** START OF RAW RECORDS **
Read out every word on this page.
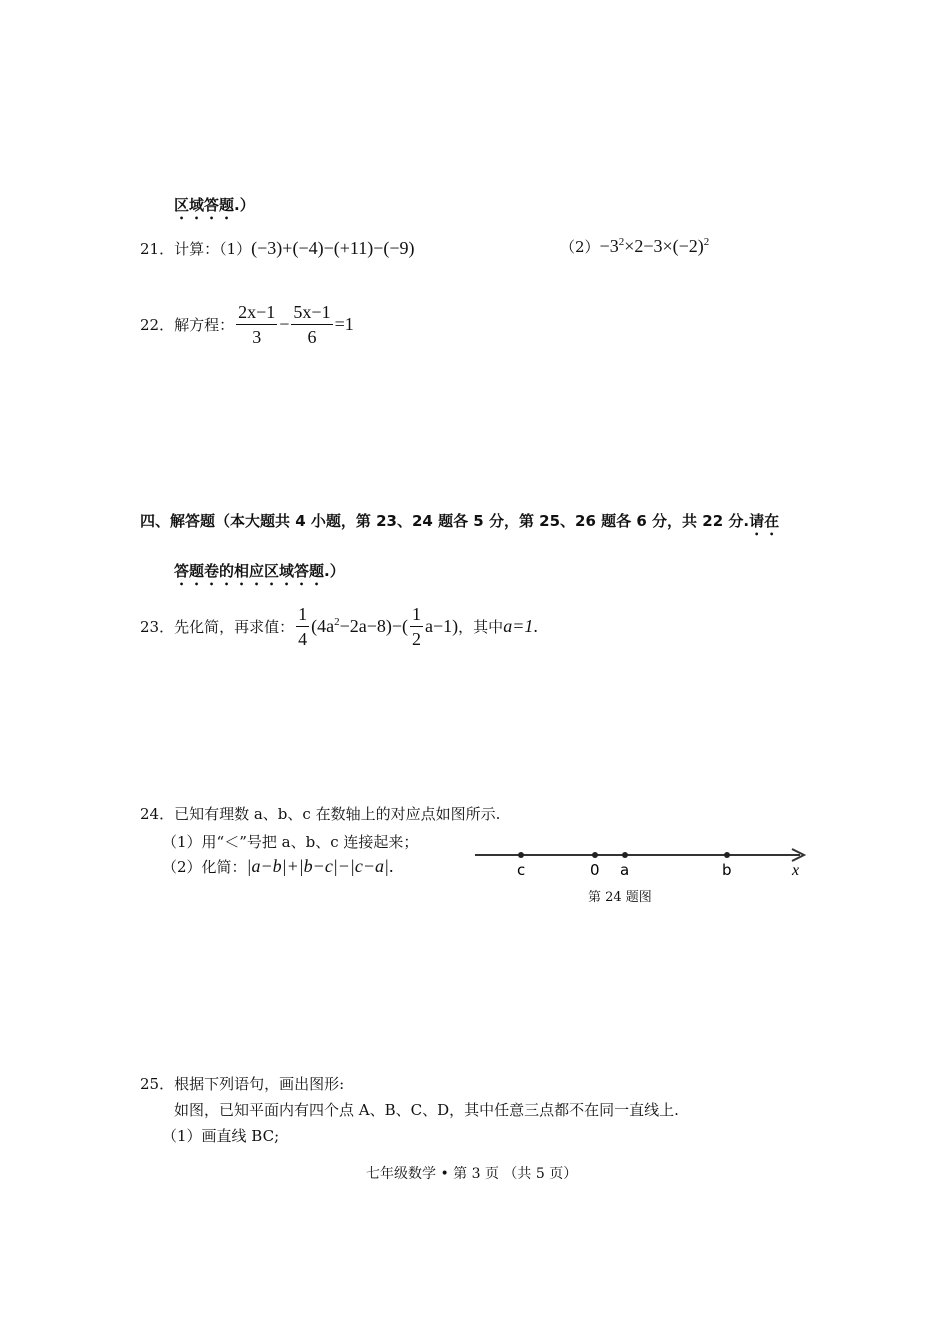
区域答题.）
21．计算：（1）(−3)+(−4)−(+11)−(−9)	$(2)-3^2\times 2-3\times(-2)^2$
22． 解方程： $\frac{2x-1}{3} - \frac{5x-1}{6} =1$
四、解答题（本大题共 4 小题，第 23、24 题各 5 分，第 25、26 题各 6 分，共 22 分.请在
答题卷的相应区域答题.）
23． 先化简，再求值： $\frac{1}{4} (4a^2-2a-8)-( \frac{1}{2} a-1)$ ，其中 a=1 .
24．已知有理数 a、b、c 在数轴上的对应点如图所示.
（1）用“＜”号把 a、b、c 连接起来；
（2）化简：|a−b|+|b−c|−|c−a|.	c	0 a	b	x
第 24 题图
25．根据下列语句，画出图形:
如图，已知平面内有四个点 A、B、C、D，其中任意三点都不在同一直线上.
（1）画直线 BC;
七年级数学 • 第 3 页 （共 5 页）
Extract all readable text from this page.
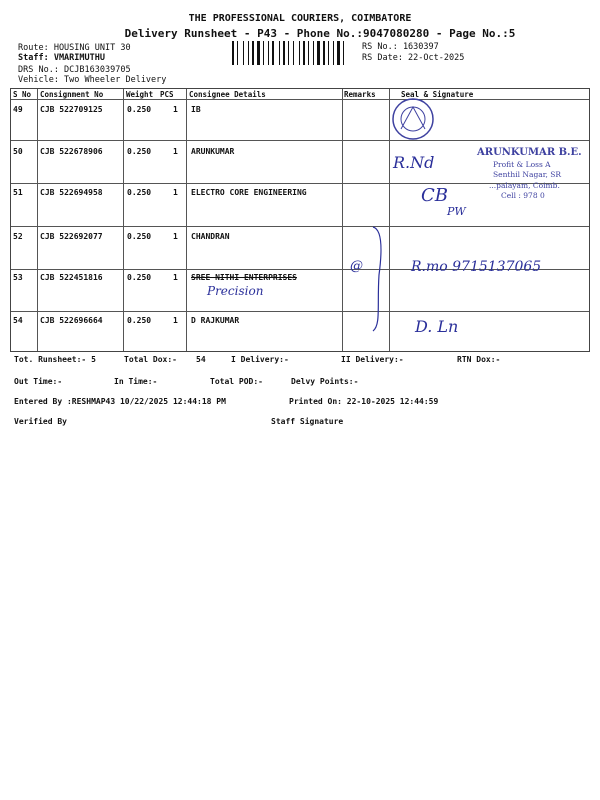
THE PROFESSIONAL COURIERS, COIMBATORE
Delivery Runsheet - P43 - Phone No.:9047080280 - Page No.:5
Route: HOUSING UNIT 30
Staff: VMARIMUTHU
DRS No.: DCJB163039705
Vehicle: Two Wheeler Delivery
RS No.: 1630397
RS Date: 22-Oct-2025
S No Consignment No	Weight PCS Consignee Details	Remarks	Seal & Signature
49 CJB 522709125	0.250	1 IB
50 CJB 522678906	0.250	1 ARUNKUMAR
51 CJB 522694958	0.250	1 ELECTRO CORE ENGINEERING
52 CJB 522692077	0.250	1 CHANDRAN
53 CJB 522451816	0.250	1 SREE NITHI ENTERPRISES
Precision
54 CJB 522696664	0.250	1 D RAJKUMAR
@
ARUNKUMAR B.E.
Profit & Loss A
Senthil Nagar, SR
...palayam, Coimb.
Cell : 978 0
R.Nd
CB
PW
R.mo 9715137065
D. Ln
Tot. Runsheet:- 5	Total Dox:- 54	I Delivery:-	II Delivery:-	RTN Dox:-
Out Time:-	In Time:-	Total POD:-	Delvy Points:-
Entered By :RESHMAP43 10/22/2025 12:44:18 PM	Printed On: 22-10-2025 12:44:59
Verified By	Staff Signature
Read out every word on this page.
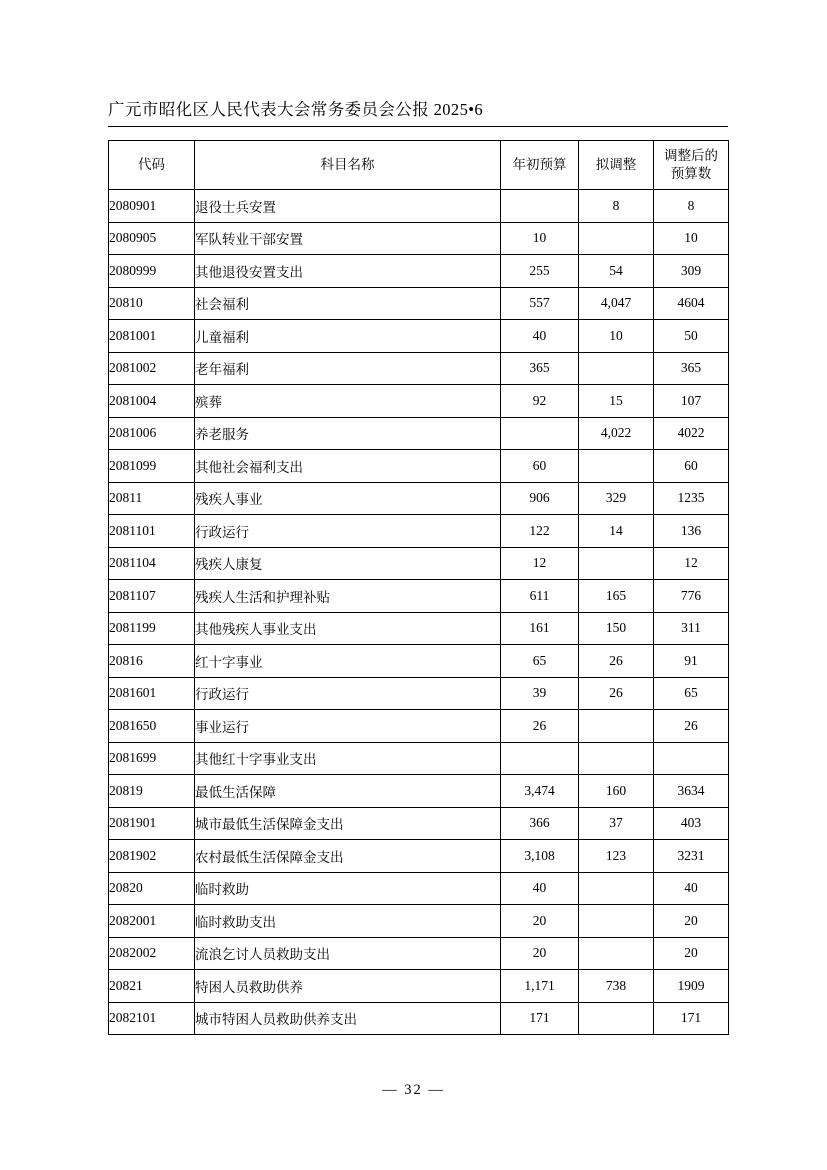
广元市昭化区人民代表大会常务委员会公报 2025•6
代码	科目名称	年初预算	拟调整	调整后的
预算数

2080901	退役士兵安置		8	8
2080905	军队转业干部安置	10		10
2080999	其他退役安置支出	255	54	309
20810	社会福利	557	4,047	4604
2081001	儿童福利	40	10	50
2081002	老年福利	365		365
2081004	殡葬	92	15	107
2081006	养老服务		4,022	4022
2081099	其他社会福利支出	60		60
20811	残疾人事业	906	329	1235
2081101	行政运行	122	14	136
2081104	残疾人康复	12		12
2081107	残疾人生活和护理补贴	611	165	776
2081199	其他残疾人事业支出	161	150	311
20816	红十字事业	65	26	91
2081601	行政运行	39	26	65
2081650	事业运行	26		26
2081699	其他红十字事业支出			
20819	最低生活保障	3,474	160	3634
2081901	城市最低生活保障金支出	366	37	403
2081902	农村最低生活保障金支出	3,108	123	3231
20820	临时救助	40		40
2082001	临时救助支出	20		20
2082002	流浪乞讨人员救助支出	20		20
20821	特困人员救助供养	1,171	738	1909
2082101	城市特困人员救助供养支出	171		171
— 32 —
** END OF RAW RECORDS **
*WORK REQUIRED:*
Extract the full listing above verbatim; pictures are to be left out of the copy.

*SOLUTION FOR THIS TASK:*
Read out every word on this page.
区域答题.）
21．计算：（1）(−3)+(−4)−(+11)−(−9)	$(2)-3^2\times 2-3\times(-2)^2$
22． 解方程： $\frac{2x-1}{3} - \frac{5x-1}{6} =1$
四、解答题（本大题共 4 小题，第 23、24 题各 5 分，第 25、26 题各 6 分，共 22 分.请在
答题卷的相应区域答题.）
23． 先化简，再求值： $\frac{1}{4} (4a^2-2a-8)-( \frac{1}{2} a-1)$ ，其中 a=1 .
24．已知有理数 a、b、c 在数轴上的对应点如图所示.
（1）用“＜”号把 a、b、c 连接起来；
（2）化简：|a−b|+|b−c|−|c−a|.	c	0 a	b	x
第 24 题图
25．根据下列语句，画出图形:
如图，已知平面内有四个点 A、B、C、D，其中任意三点都不在同一直线上.
（1）画直线 BC;
七年级数学 • 第 3 页 （共 5 页）
Extract all readable text from this page.
THE PROFESSIONAL COURIERS, COIMBATORE
Delivery Runsheet - P43 - Phone No.:9047080280 - Page No.:5
Route: HOUSING UNIT 30
Staff: VMARIMUTHU
DRS No.: DCJB163039705
Vehicle: Two Wheeler Delivery
RS No.: 1630397
RS Date: 22-Oct-2025
S No Consignment No	Weight PCS Consignee Details	Remarks	Seal & Signature
49 CJB 522709125	0.250	1 IB
50 CJB 522678906	0.250	1 ARUNKUMAR
51 CJB 522694958	0.250	1 ELECTRO CORE ENGINEERING
52 CJB 522692077	0.250	1 CHANDRAN
53 CJB 522451816	0.250	1 SREE NITHI ENTERPRISES
Precision
54 CJB 522696664	0.250	1 D RAJKUMAR
@
ARUNKUMAR B.E.
Profit & Loss A
Senthil Nagar, SR
...palayam, Coimb.
Cell : 978 0
R.Nd
CB
PW
R.mo 9715137065
D. Ln
Tot. Runsheet:- 5	Total Dox:- 54	I Delivery:-	II Delivery:-	RTN Dox:-
Out Time:-	In Time:-	Total POD:-	Delvy Points:-
Entered By :RESHMAP43 10/22/2025 12:44:18 PM	Printed On: 22-10-2025 12:44:59
Verified By	Staff Signature
Read out every word on this page.
广元市昭化区人民代表大会常务委员会公报 2025•6
代码	科目名称	年初预算	拟调整	调整后的
预算数

2080901	退役士兵安置		8	8
2080905	军队转业干部安置	10		10
2080999	其他退役安置支出	255	54	309
20810	社会福利	557	4,047	4604
2081001	儿童福利	40	10	50
2081002	老年福利	365		365
2081004	殡葬	92	15	107
2081006	养老服务		4,022	4022
2081099	其他社会福利支出	60		60
20811	残疾人事业	906	329	1235
2081101	行政运行	122	14	136
2081104	残疾人康复	12		12
2081107	残疾人生活和护理补贴	611	165	776
2081199	其他残疾人事业支出	161	150	311
20816	红十字事业	65	26	91
2081601	行政运行	39	26	65
2081650	事业运行	26		26
2081699	其他红十字事业支出			
20819	最低生活保障	3,474	160	3634
2081901	城市最低生活保障金支出	366	37	403
2081902	农村最低生活保障金支出	3,108	123	3231
20820	临时救助	40		40
2082001	临时救助支出	20		20
2082002	流浪乞讨人员救助支出	20		20
20821	特困人员救助供养	1,171	738	1909
2082101	城市特困人员救助供养支出	171		171
— 32 —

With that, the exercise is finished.